Text section:
+---+
The Kepler telescope has been responsible for the discovery of most exoplanets, especially at smaller sizes, as illustrated in [link] , where the Kepler discoveries are plotted in yellow. You can see the wide range of sizes, including planets substantially larger than Jupiter and smaller than Earth. The absence of Kepler-discovered exoplanets with orbital periods longer than a few hundred days is a consequence of the 4-year lifetime of the mission. (Remember that three evenly spaced transits must be observed to register a discovery.) At the smaller sizes, the absence of planets much smaller than one earth radius is due to the difficulty of detecting transits by very small planets. In effect, the “discovery space” for Kepler was limited to planets with orbital periods less than 400 days and sizes larger than Mars.

Exoplanet discoveries through 2015.

A graph of Exoplanet Discoveries through 2015. The vertical axis is labeled “Planet Radius R sub e”, from 0 to 40 increasing upward, and the horizontal axis is labeled “Orbital Period (days)”, from 1 to 100,000 increasing to the right. Exoplanet discoveries are marked with dots, yellow and red for discoveries by transits, and blue for discoveries by the Doppler technique. The largest concentration of exoplanets discovered by transits is shown from 1 Orbital Period and 1 Planet Radius to 1000 Orbital Period, and 4 Planet Radius. Exoplanets discovered by the Doppler technique are mostly above 4 Planet Radius and are should from 2 to 100,000 Orbital Period. Exoplanet discoveries are predominately on the lefthand side of the graph, extending in a diagonal line upward from the x-axis labeled Orbital Period. Earth is labeled at 1 Planet Radius, Neptune at 4, and Jupiter at 11 for reference.
+---+
Given records:
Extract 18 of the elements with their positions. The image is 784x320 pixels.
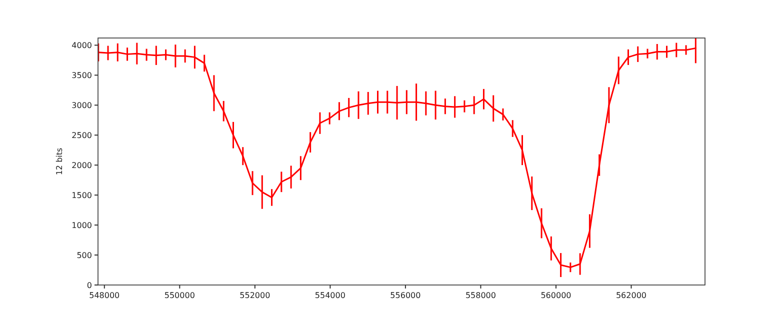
y-tick-label: 0	[86, 281, 92, 290]
y-tick-label: 3500	[72, 71, 92, 80]
y-tick-label: 500	[76, 251, 92, 260]
y-tick-label: 1000	[72, 221, 92, 230]
x-tick-label: 560000	[540, 291, 572, 300]
x-tick-label: 552000	[240, 291, 270, 300]
y-tick-label: 1500	[72, 191, 92, 200]
x-tick-label: 558000	[465, 291, 496, 300]
y-tick-label: 3000	[72, 101, 92, 110]
x-tick-label: 548000	[89, 291, 120, 300]
y-tick-label: 2500	[72, 131, 92, 140]
y-axis-title: 12 bits	[55, 148, 64, 176]
x-tick-label: 556000	[390, 291, 421, 300]
x-tick-label: 562000	[616, 291, 647, 300]
x-tick-label: 554000	[314, 291, 346, 300]
y-tick-label: 2000	[72, 161, 92, 170]
x-tick-label: 550000	[164, 291, 195, 300]
y-tick-label: 4000	[72, 41, 92, 50]
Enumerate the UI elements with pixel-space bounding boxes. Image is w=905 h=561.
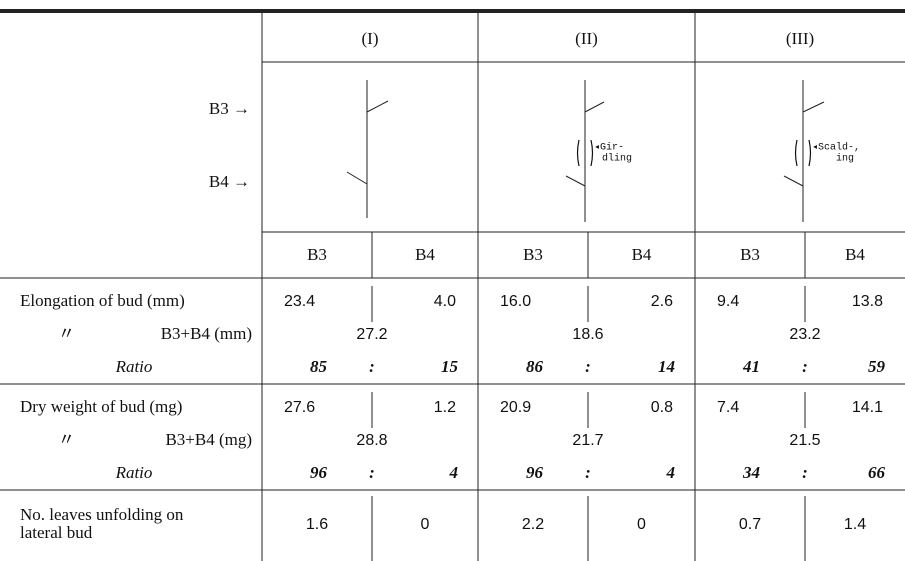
- ditto: 〃: [58, 324, 75, 343]
- ratio-value: 85: [310, 357, 328, 376]
- ratio-colon: :: [585, 357, 591, 376]
- cell-value: 4.0: [434, 293, 456, 310]
- sum-value: 23.2: [789, 326, 820, 343]
- cell-value: 0.8: [651, 399, 673, 416]
- girdle-bracket: [576, 139, 594, 167]
- cell-value: 27.6: [284, 399, 315, 416]
- cell-value: 1.2: [434, 399, 456, 416]
- bud: [802, 101, 825, 113]
- cell-value: 23.4: [284, 293, 315, 310]
- ratio-value: 96: [310, 463, 328, 482]
- treatment-label: dling: [602, 153, 632, 165]
- bud-label: B4 →: [209, 172, 250, 191]
- ratio-value: 96: [526, 463, 544, 482]
- ratio-value: 66: [868, 463, 886, 482]
- cell-value: 9.4: [717, 293, 739, 310]
- ratio-colon: :: [369, 357, 375, 376]
- bud: [346, 171, 368, 185]
- ratio-value: 14: [658, 357, 675, 376]
- bud: [584, 101, 605, 113]
- group-header: (III): [786, 29, 814, 48]
- row-label: Ratio: [115, 463, 153, 482]
- row-label: lateral bud: [20, 523, 93, 542]
- top-rule: [0, 9, 905, 13]
- cell-value: 1.4: [844, 516, 866, 533]
- bud: [565, 175, 586, 187]
- group-header: (I): [362, 29, 379, 48]
- treatment-label: ◂Gir-: [594, 142, 624, 154]
- stem-diagrams: [346, 80, 825, 222]
- ratio-colon: :: [802, 463, 808, 482]
- ditto: 〃: [58, 430, 75, 449]
- sub-header: B3: [740, 245, 760, 264]
- cell-value: 2.2: [522, 516, 544, 533]
- cell-value: 16.0: [500, 293, 531, 310]
- group-header: (II): [575, 29, 598, 48]
- ratio-value: 15: [441, 357, 459, 376]
- sum-value: 18.6: [572, 326, 603, 343]
- scald-bracket: [794, 139, 812, 167]
- cell-value: 20.9: [500, 399, 531, 416]
- sub-header: B4: [632, 245, 652, 264]
- row-label: No. leaves unfolding on: [20, 505, 184, 524]
- row-label: B3+B4 (mg): [165, 430, 252, 449]
- ratio-value: 86: [526, 357, 544, 376]
- ratio-value: 4: [666, 463, 676, 482]
- row-label: B3+B4 (mm): [161, 324, 252, 343]
- sum-value: 21.7: [572, 432, 603, 449]
- ratio-value: 4: [449, 463, 459, 482]
- cell-value: 1.6: [306, 516, 328, 533]
- cell-value: 0: [637, 516, 646, 533]
- bud-label: B3 →: [209, 99, 250, 118]
- cell-value: 13.8: [852, 293, 883, 310]
- ratio-colon: :: [802, 357, 808, 376]
- ratio-value: 34: [742, 463, 760, 482]
- rules: [0, 9, 905, 561]
- sub-header: B3: [307, 245, 327, 264]
- cell-value: 14.1: [852, 399, 883, 416]
- sum-value: 27.2: [356, 326, 387, 343]
- sub-header: B3: [523, 245, 543, 264]
- treatment-label: ing: [836, 153, 854, 165]
- ratio-value: 41: [742, 357, 760, 376]
- treatment-label: ◂Scald-,: [812, 142, 860, 154]
- row-label: Ratio: [115, 357, 153, 376]
- cell-value: 0: [421, 516, 430, 533]
- row-label: Elongation of bud (mm): [20, 291, 185, 310]
- cell-value: 7.4: [717, 399, 739, 416]
- sub-header: B4: [415, 245, 435, 264]
- cell-value: 2.6: [651, 293, 673, 310]
- bud: [783, 175, 804, 187]
- sum-value: 28.8: [356, 432, 387, 449]
- ratio-colon: :: [585, 463, 591, 482]
- row-label: Dry weight of bud (mg): [20, 397, 182, 416]
- sub-header: B4: [845, 245, 865, 264]
- sum-value: 21.5: [789, 432, 820, 449]
- ratio-value: 59: [868, 357, 886, 376]
- bud: [366, 100, 389, 113]
- ratio-colon: :: [369, 463, 375, 482]
- cell-value: 0.7: [739, 516, 761, 533]
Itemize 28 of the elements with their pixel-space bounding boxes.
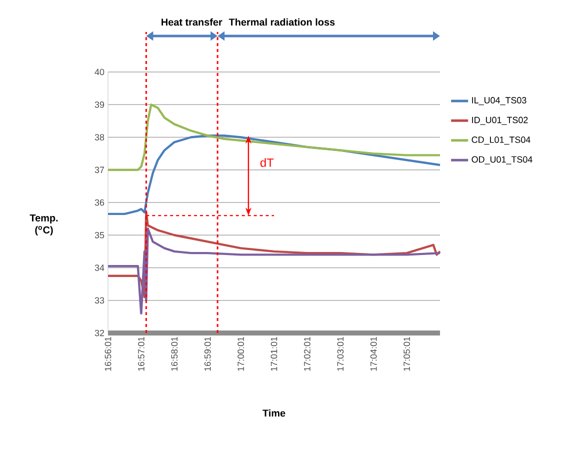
text: Thermal radiation loss (228, 18, 335, 26)
y-tick-label: 38 (94, 134, 104, 140)
y-tick-label: 39 (94, 101, 104, 108)
y-tick-label: 35 (94, 232, 104, 238)
x-axis-title: Time (262, 409, 286, 417)
x-tick-label: 17:03:01 (337, 336, 344, 371)
legend-label: IL_U04_TS03 (472, 97, 526, 106)
y-tick-label: 40 (94, 68, 104, 76)
x-tick-label: 17:02:01 (304, 336, 310, 371)
x-tick-label: 16:58:01 (171, 336, 178, 371)
x-tick-label: 16:57:01 (138, 336, 144, 371)
legend-label: CD_L01_TS04 (472, 136, 530, 145)
y-tick-label: 32 (94, 330, 104, 336)
x-tick-label: 17:05:01 (404, 336, 410, 371)
x-tick-label: 17:01:01 (270, 336, 278, 371)
x-tick-label: 17:04:01 (370, 336, 377, 371)
annotation: dT (260, 158, 274, 167)
text: Heat transfer (162, 18, 222, 26)
y-tick-label: 34 (94, 264, 104, 271)
x-tick-label: 17:00:01 (238, 336, 244, 371)
legend-label: ID_U01_TS02 (472, 116, 528, 125)
y-tick-label: 36 (94, 199, 104, 206)
y-axis-title: Temp. ($^{o}$C) (30, 214, 58, 236)
x-tick-label: 16:59:01 (204, 336, 211, 371)
y-tick-label: 37 (94, 166, 104, 174)
legend-label: OD_U01_TS04 (472, 156, 532, 164)
y-tick-label: 33 (94, 297, 104, 304)
x-tick-label: 16:56:01 (104, 336, 112, 371)
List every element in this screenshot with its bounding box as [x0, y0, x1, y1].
+---+
Set problem 1: Quote the Kepler passage between "The Kepler telescope" and "larger than Mars.", inclusive.
Set problem 2: For each statement, say yes or no according to the Kepler passage, and quote the words that decide it: (a) The Kepler mission lasted four years. (b) Observing two transits was enough for a discovery to be registered. (c) On the graph, discoveries made by the Doppler technique are shown in blue.
Answer from the text alone.

Correct response 1:
The Kepler telescope has been responsible for the discovery of most exoplanets, especially at smaller sizes, as illustrated in [link] , where the Kepler discoveries are plotted in yellow. You can see the wide range of sizes, including planets substantially larger than Jupiter and smaller than Earth. The absence of Kepler-discovered exoplanets with orbital periods longer than a few hundred days is a consequence of the 4-year lifetime of the mission. (Remember that three evenly spaced transits must be observed to register a discovery.) At the smaller sizes, the absence of planets much smaller than one earth radius is due to the difficulty of detecting transits by very small planets. In effect, the “discovery space” for Kepler was limited to planets with orbital periods less than 400 days and sizes larger than Mars.

Correct response 2:
(a) Yes: "the 4-year lifetime of the mission"
(b) No: "three evenly spaced transits must be observed to register a discovery"
(c) Yes: "blue for discoveries by the Doppler technique"